# [Problem]
Say how many lines hold the string "needs", and nothing more.

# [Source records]
######

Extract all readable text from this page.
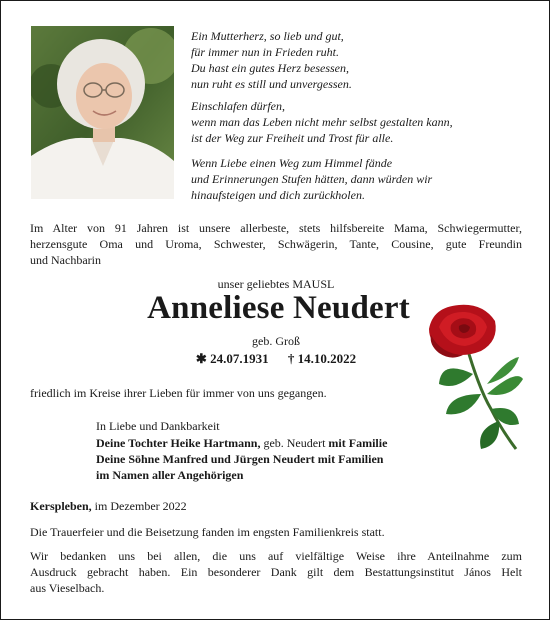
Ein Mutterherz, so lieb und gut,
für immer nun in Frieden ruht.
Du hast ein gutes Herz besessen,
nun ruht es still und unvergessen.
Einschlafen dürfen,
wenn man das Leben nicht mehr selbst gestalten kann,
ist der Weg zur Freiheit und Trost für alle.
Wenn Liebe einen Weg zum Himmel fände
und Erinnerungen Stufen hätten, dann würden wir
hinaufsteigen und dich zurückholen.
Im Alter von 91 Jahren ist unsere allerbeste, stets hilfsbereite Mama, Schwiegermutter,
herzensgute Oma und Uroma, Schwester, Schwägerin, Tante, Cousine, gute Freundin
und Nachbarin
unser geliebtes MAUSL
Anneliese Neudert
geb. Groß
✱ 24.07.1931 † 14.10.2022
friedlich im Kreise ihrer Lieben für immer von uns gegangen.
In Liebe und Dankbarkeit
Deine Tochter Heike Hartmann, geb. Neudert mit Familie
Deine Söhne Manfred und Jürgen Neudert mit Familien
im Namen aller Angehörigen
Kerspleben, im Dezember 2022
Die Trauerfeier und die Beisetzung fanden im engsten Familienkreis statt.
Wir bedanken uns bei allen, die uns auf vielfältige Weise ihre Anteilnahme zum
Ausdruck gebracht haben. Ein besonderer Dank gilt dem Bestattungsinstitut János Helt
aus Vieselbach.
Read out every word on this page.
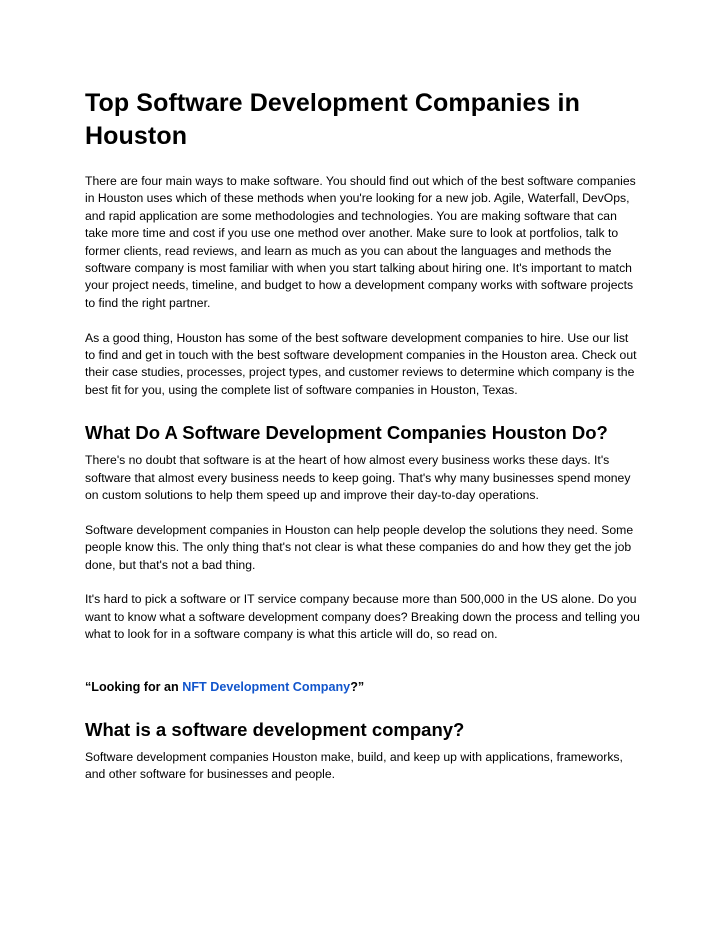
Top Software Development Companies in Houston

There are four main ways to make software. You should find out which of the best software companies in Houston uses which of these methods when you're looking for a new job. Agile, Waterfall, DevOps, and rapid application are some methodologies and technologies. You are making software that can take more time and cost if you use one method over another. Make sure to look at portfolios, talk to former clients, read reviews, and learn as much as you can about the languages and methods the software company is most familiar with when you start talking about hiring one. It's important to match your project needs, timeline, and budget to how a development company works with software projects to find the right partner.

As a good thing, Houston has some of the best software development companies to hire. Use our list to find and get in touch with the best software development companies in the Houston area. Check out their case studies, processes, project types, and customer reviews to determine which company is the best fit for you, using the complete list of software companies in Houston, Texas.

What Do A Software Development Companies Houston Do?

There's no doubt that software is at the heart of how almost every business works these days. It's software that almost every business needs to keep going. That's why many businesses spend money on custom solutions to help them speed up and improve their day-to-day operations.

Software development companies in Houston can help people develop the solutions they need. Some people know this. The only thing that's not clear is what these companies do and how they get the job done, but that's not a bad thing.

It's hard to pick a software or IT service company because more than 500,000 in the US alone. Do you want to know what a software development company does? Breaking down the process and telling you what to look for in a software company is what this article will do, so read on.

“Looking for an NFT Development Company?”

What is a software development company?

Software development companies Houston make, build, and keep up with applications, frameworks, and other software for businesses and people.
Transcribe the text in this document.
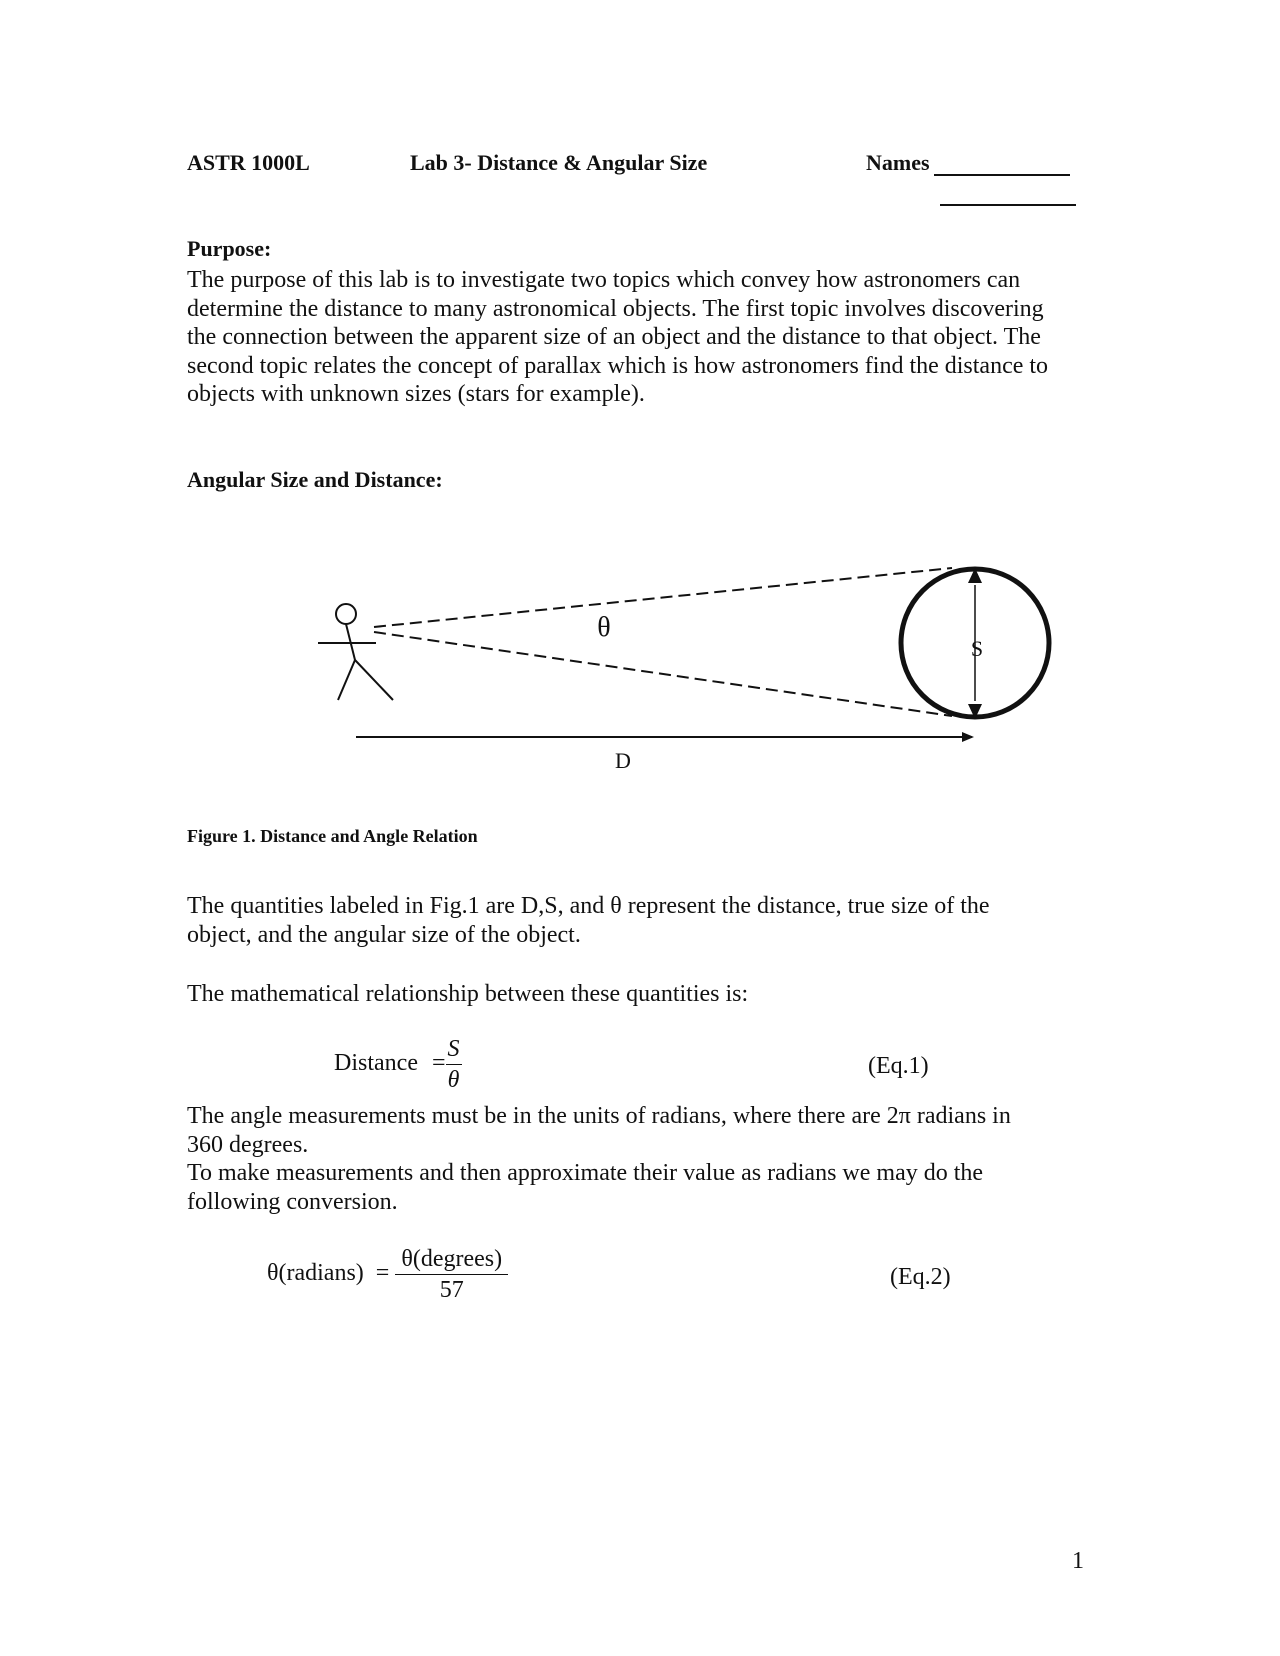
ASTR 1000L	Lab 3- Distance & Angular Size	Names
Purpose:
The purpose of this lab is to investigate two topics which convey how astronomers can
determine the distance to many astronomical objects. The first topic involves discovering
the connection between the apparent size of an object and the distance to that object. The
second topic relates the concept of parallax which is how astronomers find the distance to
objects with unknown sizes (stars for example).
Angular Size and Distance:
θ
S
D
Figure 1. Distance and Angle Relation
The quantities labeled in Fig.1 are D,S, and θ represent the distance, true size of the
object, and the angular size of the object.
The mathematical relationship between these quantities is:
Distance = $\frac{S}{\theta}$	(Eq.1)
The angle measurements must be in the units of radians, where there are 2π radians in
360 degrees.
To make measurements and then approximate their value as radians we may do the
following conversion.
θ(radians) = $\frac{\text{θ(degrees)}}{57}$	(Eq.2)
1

######

# [Answer for this exercise]
2